* _Alıştırma 1_
Mahkeme kararındaki "Görüntülediğiniz mahkeme kararı henüz kesinleşmemiştir." cümlesini İngilizceye çevirin.
* _Alıştırma 2_
Mahkeme kararının "Görüntülediğiniz mahkeme kararı" ile başlayıp "DAVA : Tasarrufun İptali (İİK 277 Ve Devamı)" ifadesine kadar süren bölümünü, "Tasarrufun İptali" yerine "Tasarrufun Geçersizliği" koyarak yeniden yazın.
* _Alıştırma 3_
Tasarrufun iptali davasına ilişkin mahkeme kararını son cümleden sonrasıyla sürdürün.

* _Seçilmiş Metin Parçası_
○ ○ ○ ○

Emsal Mahkeme Kararı İstanbul 1. Asliye Ticaret Mahkemesi 2015/808 E. 2021/205 K. 24.03.2021 T.

Görüntülediğiniz mahkeme kararı henüz kesinleşmemiştir. Yararlı olması amacıyla eklenmiştir.

T.C.
İSTANBUL
1.ASLİYE TİCARET MAHKEMESİ

ESAS NO : 2015/808 Esas
KARAR NO : 2021/205 Karar

DAVA : Tasarrufun İptali (İİK 277 Ve Devamı)
DAVA TARİHİ : 07/06/2011
KARAR TARİHİ : 24/03/2021

Mahkememizde görülmekte olan Tasarrufun İptali (İİK 277 Ve Devamı) davasının yapılan açık yargılaması sonunda,
GEREĞİ DÜŞÜNÜLDÜ:
DAVA/
Davacı vekili dava dilekçesinde özetle; Davacı vekili tarafından verilen dilekçe ile; …’ye devrolunan ve müvekkili tarafından temlik alınan … A.Ş. ile davalılardan … Ltd. Şti. arasında genel kredi sözleşmesi imzalandığı, davalılardan … ve …’nın müşterek borçlu müteselsil kefil olduğu, davalılardan … Ltd. Şti.ne kullandırılan kredilerin ödenmemesi üzerine … 14. İcra Müdürlüğünün … eski … yeni sayılı dosyasıyla icra takibi yapıldığı, müvekkili fonun bu alacağı temlik aldığı, icra takip işlemleri sırasında yapılan araştırmada davalıların alacaklılardan mal kaçırmak kastı ile taşınmaz satışı yaptıklarının görüldüğü iddia edilerek davalılardan … Ltd. Şti. tarafından … ili, … ilçesi, … mevkii, 944 ada, 21 ve 22 parsel sayılı taşınmazların davalı … Tic. Ltd. Şti.’ne davalı … tarafından … ili, … ilkçes,i 2136 ada, 18 parsel üzerindeki 1. Kat, 5 nolu dairenin davalı …’e, … tarafından davalı …’na ve bu davalıdan da diğer davalı…’e satışına ilişkin ve davalılardan …ve … tarafından … ili, … ilçesi, 185 ada, 6 parsel üzerindenki, 1. Kat, 13 nolu bağımsız bölümün davalılardan …’e, bu davalıdan da diğer davalı …’a satışına ilişkin tasarrufların iptaline karar verilmesi istenmiştir.

○ ○ ○ ○

* _Kayıt Alıntıları_
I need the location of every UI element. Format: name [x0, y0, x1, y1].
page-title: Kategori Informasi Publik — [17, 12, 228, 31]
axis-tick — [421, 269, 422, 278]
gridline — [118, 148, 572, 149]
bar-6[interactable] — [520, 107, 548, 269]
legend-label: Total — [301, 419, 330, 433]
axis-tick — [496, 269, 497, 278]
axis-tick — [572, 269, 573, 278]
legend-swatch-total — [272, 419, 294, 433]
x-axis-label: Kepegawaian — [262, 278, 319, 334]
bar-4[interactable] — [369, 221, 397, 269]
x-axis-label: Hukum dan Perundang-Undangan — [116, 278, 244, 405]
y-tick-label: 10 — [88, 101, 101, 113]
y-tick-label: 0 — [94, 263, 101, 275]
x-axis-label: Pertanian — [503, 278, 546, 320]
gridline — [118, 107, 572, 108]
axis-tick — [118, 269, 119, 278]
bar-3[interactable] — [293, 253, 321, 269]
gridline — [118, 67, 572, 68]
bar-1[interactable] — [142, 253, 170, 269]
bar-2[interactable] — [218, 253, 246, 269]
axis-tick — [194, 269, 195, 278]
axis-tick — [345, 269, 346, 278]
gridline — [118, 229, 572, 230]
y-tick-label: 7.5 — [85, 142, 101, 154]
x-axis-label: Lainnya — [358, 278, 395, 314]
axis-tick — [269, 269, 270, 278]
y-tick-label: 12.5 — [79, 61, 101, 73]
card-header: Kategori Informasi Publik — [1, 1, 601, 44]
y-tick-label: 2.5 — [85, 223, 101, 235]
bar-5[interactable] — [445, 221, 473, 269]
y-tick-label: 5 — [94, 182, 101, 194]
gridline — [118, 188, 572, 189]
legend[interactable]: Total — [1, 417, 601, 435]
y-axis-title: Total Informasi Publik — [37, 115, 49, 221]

○ ○ ○ ○

* _Alıştırma Sonucu 1_
The court decision you are viewing has not yet become final.

* _Alıştırma Sonucu 2_
Görüntülediğiniz mahkeme kararı henüz kesinleşmemiştir. Yararlı olması amacıyla eklenmiştir.

T.C.
İSTANBUL
1.ASLİYE TİCARET MAHKEMESİ

ESAS NO : 2015/808 Esas
KARAR NO : 2021/205 Karar

DAVA : Tasarrufun Geçersizliği (İİK 277 Ve Devamı)

* _Alıştırma Sonucu 3_
SAVUNMA/
Dahili dava edilen …Ltd. Şti vekili dahili dava dilekçesine verdiği cevap dilekçesinde özetle; dava konusu 944 ada 21 ve 22 nolu parsellerin 07/04/2010 tarihinde kendilerine tapudan resmi senetle satıldığını ve ancak iş bu davanın 19/04/2018 tarihinde kendilerine yöneltildiğini, davacı borçluyu ızrar kasıtları olmadığı gibi bunu bilebilecek durumda da olmadıklarını, bundan da öte taşınmazların 19/04/2010 tarihinde kendilerine satılmasına rağmen İİK m.284’de öngörülen 5 yıllık hak düşürücü sürenin dolmasından çok sonra 19/04/2018 tarihinde iş bu davanın kendilerine yöneltildiğini bu nedenle davanın hak düşürücü süre nedeniyle kendileri bakımından reddini talep etmişlerdir.
DELİLLER VE GEREKÇE/
Dava, İİK m.277 v.d kapsamında açılmış tasarrufun iptali davasıdır.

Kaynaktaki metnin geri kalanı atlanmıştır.